* _Exercise goal_: Reproduce every entry below precisely; do not include the pictures.

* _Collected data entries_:
★ ★ ★ ★ ★
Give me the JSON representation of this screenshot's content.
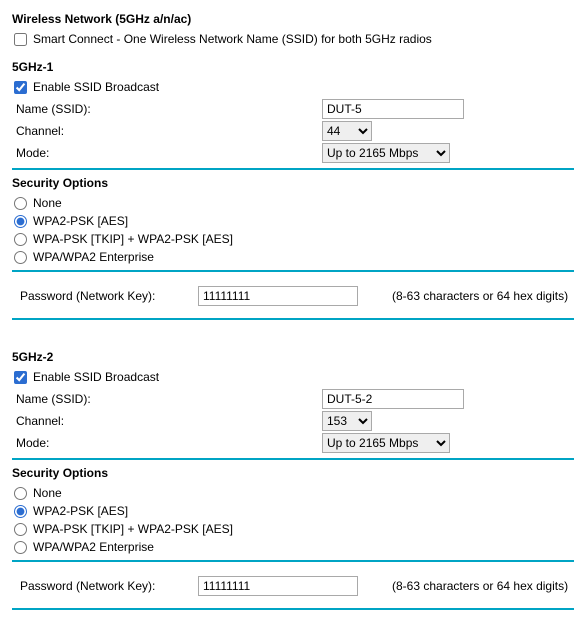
{
  "wireless": {
    "title": "Wireless Network (5GHz a/n/ac)",
    "smart_connect": {
      "label": "Smart Connect - One Wireless Network Name (SSID) for both 5GHz radios",
      "checked": false
    }
  },
  "ghz1": {
    "title": "5GHz-1",
    "enable_ssid": {
      "label": "Enable SSID Broadcast",
      "checked": true
    },
    "name_label": "Name (SSID):",
    "name_value": "DUT-5",
    "channel_label": "Channel:",
    "channel_value": "44",
    "channel_options": [
      "44"
    ],
    "mode_label": "Mode:",
    "mode_value": "Up to 2165 Mbps",
    "mode_options": [
      "Up to 2165 Mbps"
    ],
    "security_title": "Security Options",
    "security": {
      "none": "None",
      "wpa2_psk_aes": "WPA2-PSK [AES]",
      "wpa_psk_tkip_wpa2": "WPA-PSK [TKIP] + WPA2-PSK [AES]",
      "wpa_wpa2_enterprise": "WPA/WPA2 Enterprise",
      "selected": "wpa2_psk_aes"
    },
    "password_label": "Password (Network Key):",
    "password_value": "11111111",
    "password_hint": "(8-63 characters or 64 hex digits)"
  },
  "ghz2": {
    "title": "5GHz-2",
    "enable_ssid": {
      "label": "Enable SSID Broadcast",
      "checked": true
    },
    "name_label": "Name (SSID):",
    "name_value": "DUT-5-2",
    "channel_label": "Channel:",
    "channel_value": "153",
    "channel_options": [
      "153"
    ],
    "mode_label": "Mode:",
    "mode_value": "Up to 2165 Mbps",
    "mode_options": [
      "Up to 2165 Mbps"
    ],
    "security_title": "Security Options",
    "security": {
      "none": "None",
      "wpa2_psk_aes": "WPA2-PSK [AES]",
      "wpa_psk_tkip_wpa2": "WPA-PSK [TKIP] + WPA2-PSK [AES]",
      "wpa_wpa2_enterprise": "WPA/WPA2 Enterprise",
      "selected": "wpa2_psk_aes"
    },
    "password_label": "Password (Network Key):",
    "password_value": "11111111",
    "password_hint": "(8-63 characters or 64 hex digits)"
  },
  "colors": {
    "divider": "#00a4c4",
    "text": "#000000",
    "input_border": "#a9a9a9",
    "select_bg": "#efefef",
    "accent": "#2b6dd1"
  }
}
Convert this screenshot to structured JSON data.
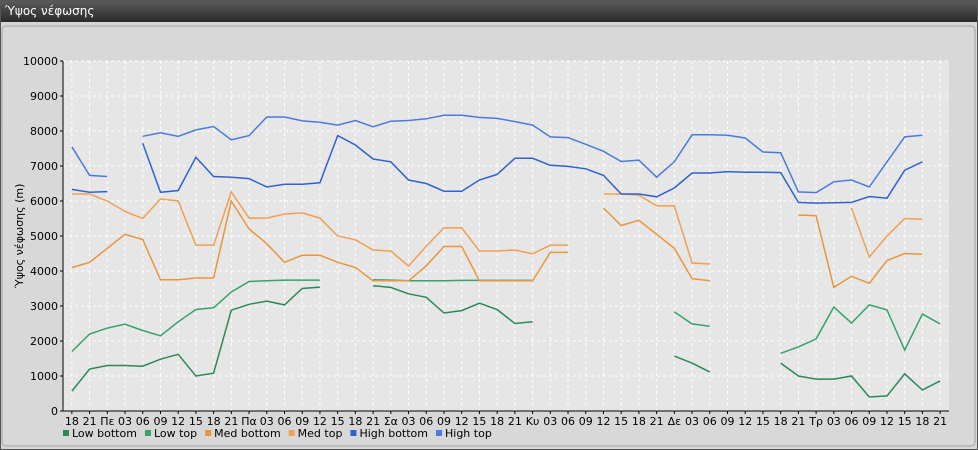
{
  "chart_data": {
    "type": "line",
    "title": "Ύψος νέφωσης",
    "y_label": "Ύψος νέφωσης (m)",
    "categories": [
      "18",
      "21",
      "Πε",
      "03",
      "06",
      "09",
      "12",
      "15",
      "18",
      "21",
      "Πα",
      "03",
      "06",
      "09",
      "12",
      "15",
      "18",
      "21",
      "Σα",
      "03",
      "06",
      "09",
      "12",
      "15",
      "18",
      "21",
      "Κυ",
      "03",
      "06",
      "09",
      "12",
      "15",
      "18",
      "21",
      "Δε",
      "03",
      "06",
      "09",
      "12",
      "15",
      "18",
      "21",
      "Τρ",
      "03",
      "06",
      "09",
      "12",
      "15",
      "18",
      "21"
    ],
    "ylim": [
      0,
      10000
    ],
    "yticks": [
      0,
      1000,
      2000,
      3000,
      4000,
      5000,
      6000,
      7000,
      8000,
      9000,
      10000
    ],
    "grid": true,
    "legend": "bottom-left",
    "series": [
      {
        "name": "Low bottom",
        "color": "#2a8a55",
        "values": [
          570,
          1200,
          1300,
          1300,
          1280,
          1480,
          1620,
          1000,
          1080,
          2880,
          3050,
          3140,
          3030,
          3500,
          3540,
          null,
          null,
          3580,
          3530,
          3350,
          3250,
          2800,
          2870,
          3080,
          2900,
          2500,
          2550,
          null,
          null,
          null,
          null,
          null,
          null,
          null,
          1570,
          1370,
          1110,
          null,
          null,
          null,
          1370,
          1000,
          910,
          910,
          1000,
          400,
          430,
          1060,
          600,
          860
        ]
      },
      {
        "name": "Low top",
        "color": "#35a36a",
        "values": [
          1700,
          2200,
          2370,
          2480,
          2300,
          2150,
          2550,
          2900,
          2950,
          3400,
          3700,
          3720,
          3740,
          3740,
          3740,
          null,
          null,
          3750,
          3740,
          3720,
          3720,
          3720,
          3730,
          3730,
          3730,
          3730,
          3730,
          null,
          null,
          null,
          null,
          null,
          null,
          null,
          2830,
          2490,
          2420,
          null,
          null,
          null,
          1650,
          1830,
          2060,
          2970,
          2510,
          3030,
          2890,
          1740,
          2770,
          2490
        ]
      },
      {
        "name": "Med bottom",
        "color": "#e8963c",
        "values": [
          4100,
          4250,
          4650,
          5050,
          4900,
          3750,
          3750,
          3800,
          3800,
          6000,
          5200,
          4780,
          4250,
          4450,
          4450,
          4250,
          4100,
          3720,
          3720,
          3720,
          4150,
          4700,
          4700,
          3720,
          3720,
          3720,
          3720,
          4530,
          4530,
          null,
          5800,
          5300,
          5450,
          5050,
          4650,
          3780,
          3720,
          null,
          null,
          null,
          null,
          5600,
          5580,
          3530,
          3850,
          3650,
          4300,
          4500,
          4480,
          null
        ]
      },
      {
        "name": "Med top",
        "color": "#f0a050",
        "values": [
          6200,
          6200,
          6000,
          5700,
          5500,
          6060,
          6000,
          4740,
          4740,
          6260,
          5510,
          5510,
          5630,
          5660,
          5510,
          5000,
          4890,
          4600,
          4570,
          4140,
          4710,
          5230,
          5230,
          4570,
          4570,
          4600,
          4490,
          4740,
          4740,
          null,
          6200,
          6200,
          6170,
          5860,
          5860,
          4230,
          4200,
          null,
          null,
          null,
          null,
          null,
          null,
          null,
          5800,
          4400,
          5000,
          5500,
          5480,
          null
        ]
      },
      {
        "name": "High bottom",
        "color": "#2f62d0",
        "values": [
          6330,
          6250,
          6270,
          null,
          7650,
          6250,
          6300,
          7250,
          6700,
          6680,
          6640,
          6400,
          6480,
          6480,
          6520,
          7870,
          7600,
          7200,
          7120,
          6600,
          6500,
          6280,
          6280,
          6600,
          6760,
          7220,
          7220,
          7020,
          6990,
          6920,
          6730,
          6200,
          6200,
          6120,
          6370,
          6800,
          6800,
          6840,
          6820,
          6820,
          6810,
          5960,
          5940,
          5950,
          5960,
          6130,
          6080,
          6880,
          7120,
          null
        ]
      },
      {
        "name": "High top",
        "color": "#4a7ae0",
        "values": [
          7550,
          6730,
          6700,
          null,
          7850,
          7950,
          7850,
          8030,
          8130,
          7750,
          7870,
          8400,
          8400,
          8290,
          8250,
          8170,
          8300,
          8120,
          8280,
          8300,
          8350,
          8450,
          8450,
          8390,
          8360,
          8270,
          8170,
          7830,
          7810,
          7620,
          7420,
          7130,
          7170,
          6680,
          7120,
          7890,
          7890,
          7880,
          7800,
          7400,
          7380,
          6260,
          6240,
          6550,
          6600,
          6400,
          7120,
          7830,
          7880,
          null
        ]
      }
    ]
  }
}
★ ★ ★ ★ ★
* _Solution to the exercise_:
Give me the JSON representation of this screenshot's content.
{
  "wireless": {
    "title": "Wireless Network (5GHz a/n/ac)",
    "smart_connect": {
      "label": "Smart Connect - One Wireless Network Name (SSID) for both 5GHz radios",
      "checked": false
    }
  },
  "ghz1": {
    "title": "5GHz-1",
    "enable_ssid": {
      "label": "Enable SSID Broadcast",
      "checked": true
    },
    "name_label": "Name (SSID):",
    "name_value": "DUT-5",
    "channel_label": "Channel:",
    "channel_value": "44",
    "channel_options": [
      "44"
    ],
    "mode_label": "Mode:",
    "mode_value": "Up to 2165 Mbps",
    "mode_options": [
      "Up to 2165 Mbps"
    ],
    "security_title": "Security Options",
    "security": {
      "none": "None",
      "wpa2_psk_aes": "WPA2-PSK [AES]",
      "wpa_psk_tkip_wpa2": "WPA-PSK [TKIP] + WPA2-PSK [AES]",
      "wpa_wpa2_enterprise": "WPA/WPA2 Enterprise",
      "selected": "wpa2_psk_aes"
    },
    "password_label": "Password (Network Key):",
    "password_value": "11111111",
    "password_hint": "(8-63 characters or 64 hex digits)"
  },
  "ghz2": {
    "title": "5GHz-2",
    "enable_ssid": {
      "label": "Enable SSID Broadcast",
      "checked": true
    },
    "name_label": "Name (SSID):",
    "name_value": "DUT-5-2",
    "channel_label": "Channel:",
    "channel_value": "153",
    "channel_options": [
      "153"
    ],
    "mode_label": "Mode:",
    "mode_value": "Up to 2165 Mbps",
    "mode_options": [
      "Up to 2165 Mbps"
    ],
    "security_title": "Security Options",
    "security": {
      "none": "None",
      "wpa2_psk_aes": "WPA2-PSK [AES]",
      "wpa_psk_tkip_wpa2": "WPA-PSK [TKIP] + WPA2-PSK [AES]",
      "wpa_wpa2_enterprise": "WPA/WPA2 Enterprise",
      "selected": "wpa2_psk_aes"
    },
    "password_label": "Password (Network Key):",
    "password_value": "11111111",
    "password_hint": "(8-63 characters or 64 hex digits)"
  },
  "colors": {
    "divider": "#00a4c4",
    "text": "#000000",
    "input_border": "#a9a9a9",
    "select_bg": "#efefef",
    "accent": "#2b6dd1"
  }
}
Convert this screenshot to structured JSON data.
{
  "chart_data": {
    "type": "line",
    "title": "Ύψος νέφωσης",
    "y_label": "Ύψος νέφωσης (m)",
    "categories": [
      "18",
      "21",
      "Πε",
      "03",
      "06",
      "09",
      "12",
      "15",
      "18",
      "21",
      "Πα",
      "03",
      "06",
      "09",
      "12",
      "15",
      "18",
      "21",
      "Σα",
      "03",
      "06",
      "09",
      "12",
      "15",
      "18",
      "21",
      "Κυ",
      "03",
      "06",
      "09",
      "12",
      "15",
      "18",
      "21",
      "Δε",
      "03",
      "06",
      "09",
      "12",
      "15",
      "18",
      "21",
      "Τρ",
      "03",
      "06",
      "09",
      "12",
      "15",
      "18",
      "21"
    ],
    "ylim": [
      0,
      10000
    ],
    "yticks": [
      0,
      1000,
      2000,
      3000,
      4000,
      5000,
      6000,
      7000,
      8000,
      9000,
      10000
    ],
    "grid": true,
    "legend": "bottom-left",
    "series": [
      {
        "name": "Low bottom",
        "color": "#2a8a55",
        "values": [
          570,
          1200,
          1300,
          1300,
          1280,
          1480,
          1620,
          1000,
          1080,
          2880,
          3050,
          3140,
          3030,
          3500,
          3540,
          null,
          null,
          3580,
          3530,
          3350,
          3250,
          2800,
          2870,
          3080,
          2900,
          2500,
          2550,
          null,
          null,
          null,
          null,
          null,
          null,
          null,
          1570,
          1370,
          1110,
          null,
          null,
          null,
          1370,
          1000,
          910,
          910,
          1000,
          400,
          430,
          1060,
          600,
          860
        ]
      },
      {
        "name": "Low top",
        "color": "#35a36a",
        "values": [
          1700,
          2200,
          2370,
          2480,
          2300,
          2150,
          2550,
          2900,
          2950,
          3400,
          3700,
          3720,
          3740,
          3740,
          3740,
          null,
          null,
          3750,
          3740,
          3720,
          3720,
          3720,
          3730,
          3730,
          3730,
          3730,
          3730,
          null,
          null,
          null,
          null,
          null,
          null,
          null,
          2830,
          2490,
          2420,
          null,
          null,
          null,
          1650,
          1830,
          2060,
          2970,
          2510,
          3030,
          2890,
          1740,
          2770,
          2490
        ]
      },
      {
        "name": "Med bottom",
        "color": "#e8963c",
        "values": [
          4100,
          4250,
          4650,
          5050,
          4900,
          3750,
          3750,
          3800,
          3800,
          6000,
          5200,
          4780,
          4250,
          4450,
          4450,
          4250,
          4100,
          3720,
          3720,
          3720,
          4150,
          4700,
          4700,
          3720,
          3720,
          3720,
          3720,
          4530,
          4530,
          null,
          5800,
          5300,
          5450,
          5050,
          4650,
          3780,
          3720,
          null,
          null,
          null,
          null,
          5600,
          5580,
          3530,
          3850,
          3650,
          4300,
          4500,
          4480,
          null
        ]
      },
      {
        "name": "Med top",
        "color": "#f0a050",
        "values": [
          6200,
          6200,
          6000,
          5700,
          5500,
          6060,
          6000,
          4740,
          4740,
          6260,
          5510,
          5510,
          5630,
          5660,
          5510,
          5000,
          4890,
          4600,
          4570,
          4140,
          4710,
          5230,
          5230,
          4570,
          4570,
          4600,
          4490,
          4740,
          4740,
          null,
          6200,
          6200,
          6170,
          5860,
          5860,
          4230,
          4200,
          null,
          null,
          null,
          null,
          null,
          null,
          null,
          5800,
          4400,
          5000,
          5500,
          5480,
          null
        ]
      },
      {
        "name": "High bottom",
        "color": "#2f62d0",
        "values": [
          6330,
          6250,
          6270,
          null,
          7650,
          6250,
          6300,
          7250,
          6700,
          6680,
          6640,
          6400,
          6480,
          6480,
          6520,
          7870,
          7600,
          7200,
          7120,
          6600,
          6500,
          6280,
          6280,
          6600,
          6760,
          7220,
          7220,
          7020,
          6990,
          6920,
          6730,
          6200,
          6200,
          6120,
          6370,
          6800,
          6800,
          6840,
          6820,
          6820,
          6810,
          5960,
          5940,
          5950,
          5960,
          6130,
          6080,
          6880,
          7120,
          null
        ]
      },
      {
        "name": "High top",
        "color": "#4a7ae0",
        "values": [
          7550,
          6730,
          6700,
          null,
          7850,
          7950,
          7850,
          8030,
          8130,
          7750,
          7870,
          8400,
          8400,
          8290,
          8250,
          8170,
          8300,
          8120,
          8280,
          8300,
          8350,
          8450,
          8450,
          8390,
          8360,
          8270,
          8170,
          7830,
          7810,
          7620,
          7420,
          7130,
          7170,
          6680,
          7120,
          7890,
          7890,
          7880,
          7800,
          7400,
          7380,
          6260,
          6240,
          6550,
          6600,
          6400,
          7120,
          7830,
          7880,
          null
        ]
      }
    ]
  }
}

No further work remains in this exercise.